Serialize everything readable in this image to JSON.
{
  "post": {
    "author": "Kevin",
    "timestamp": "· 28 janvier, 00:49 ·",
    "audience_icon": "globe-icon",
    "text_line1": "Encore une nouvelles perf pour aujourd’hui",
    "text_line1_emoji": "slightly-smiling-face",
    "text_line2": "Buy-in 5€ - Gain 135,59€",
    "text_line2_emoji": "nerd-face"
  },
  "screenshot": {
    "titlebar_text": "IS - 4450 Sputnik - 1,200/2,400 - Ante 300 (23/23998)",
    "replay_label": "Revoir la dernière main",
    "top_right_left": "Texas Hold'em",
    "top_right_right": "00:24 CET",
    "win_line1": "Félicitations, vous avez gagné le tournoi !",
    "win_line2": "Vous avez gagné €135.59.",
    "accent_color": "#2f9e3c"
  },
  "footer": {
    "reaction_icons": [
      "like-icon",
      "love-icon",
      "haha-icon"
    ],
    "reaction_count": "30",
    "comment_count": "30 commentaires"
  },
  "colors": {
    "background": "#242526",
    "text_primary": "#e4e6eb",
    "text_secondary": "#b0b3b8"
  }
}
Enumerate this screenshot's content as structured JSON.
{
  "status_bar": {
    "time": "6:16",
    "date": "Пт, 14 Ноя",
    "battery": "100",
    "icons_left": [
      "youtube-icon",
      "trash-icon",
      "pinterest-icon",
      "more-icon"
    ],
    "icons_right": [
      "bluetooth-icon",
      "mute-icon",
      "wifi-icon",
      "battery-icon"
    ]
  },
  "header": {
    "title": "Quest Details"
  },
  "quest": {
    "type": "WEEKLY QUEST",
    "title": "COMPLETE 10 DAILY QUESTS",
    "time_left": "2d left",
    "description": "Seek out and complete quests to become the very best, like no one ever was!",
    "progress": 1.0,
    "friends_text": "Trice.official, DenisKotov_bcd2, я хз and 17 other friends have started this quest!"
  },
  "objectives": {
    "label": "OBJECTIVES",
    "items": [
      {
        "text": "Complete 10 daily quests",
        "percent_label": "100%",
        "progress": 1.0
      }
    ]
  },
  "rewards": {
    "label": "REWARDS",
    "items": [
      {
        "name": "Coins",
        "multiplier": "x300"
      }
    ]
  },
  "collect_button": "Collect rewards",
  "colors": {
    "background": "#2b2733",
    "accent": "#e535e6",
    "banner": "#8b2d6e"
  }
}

▶ **AIM OF THE EXERCISE**
Transcribe every entry exactly.

▶ **THE OUTPUT**
Serialize everything readable in this image to JSON.
{
  "post": {
    "author": "Kevin",
    "timestamp": "· 28 janvier, 00:49 ·",
    "audience_icon": "globe-icon",
    "text_line1": "Encore une nouvelles perf pour aujourd’hui",
    "text_line1_emoji": "slightly-smiling-face",
    "text_line2": "Buy-in 5€ - Gain 135,59€",
    "text_line2_emoji": "nerd-face"
  },
  "screenshot": {
    "titlebar_text": "IS - 4450 Sputnik - 1,200/2,400 - Ante 300 (23/23998)",
    "replay_label": "Revoir la dernière main",
    "top_right_left": "Texas Hold'em",
    "top_right_right": "00:24 CET",
    "win_line1": "Félicitations, vous avez gagné le tournoi !",
    "win_line2": "Vous avez gagné €135.59.",
    "accent_color": "#2f9e3c"
  },
  "footer": {
    "reaction_icons": [
      "like-icon",
      "love-icon",
      "haha-icon"
    ],
    "reaction_count": "30",
    "comment_count": "30 commentaires"
  },
  "colors": {
    "background": "#242526",
    "text_primary": "#e4e6eb",
    "text_secondary": "#b0b3b8"
  }
}
Enumerate this screenshot's content as structured JSON.
{
  "status_bar": {
    "time": "6:16",
    "date": "Пт, 14 Ноя",
    "battery": "100",
    "icons_left": [
      "youtube-icon",
      "trash-icon",
      "pinterest-icon",
      "more-icon"
    ],
    "icons_right": [
      "bluetooth-icon",
      "mute-icon",
      "wifi-icon",
      "battery-icon"
    ]
  },
  "header": {
    "title": "Quest Details"
  },
  "quest": {
    "type": "WEEKLY QUEST",
    "title": "COMPLETE 10 DAILY QUESTS",
    "time_left": "2d left",
    "description": "Seek out and complete quests to become the very best, like no one ever was!",
    "progress": 1.0,
    "friends_text": "Trice.official, DenisKotov_bcd2, я хз and 17 other friends have started this quest!"
  },
  "objectives": {
    "label": "OBJECTIVES",
    "items": [
      {
        "text": "Complete 10 daily quests",
        "percent_label": "100%",
        "progress": 1.0
      }
    ]
  },
  "rewards": {
    "label": "REWARDS",
    "items": [
      {
        "name": "Coins",
        "multiplier": "x300"
      }
    ]
  },
  "collect_button": "Collect rewards",
  "colors": {
    "background": "#2b2733",
    "accent": "#e535e6",
    "banner": "#8b2d6e"
  }
}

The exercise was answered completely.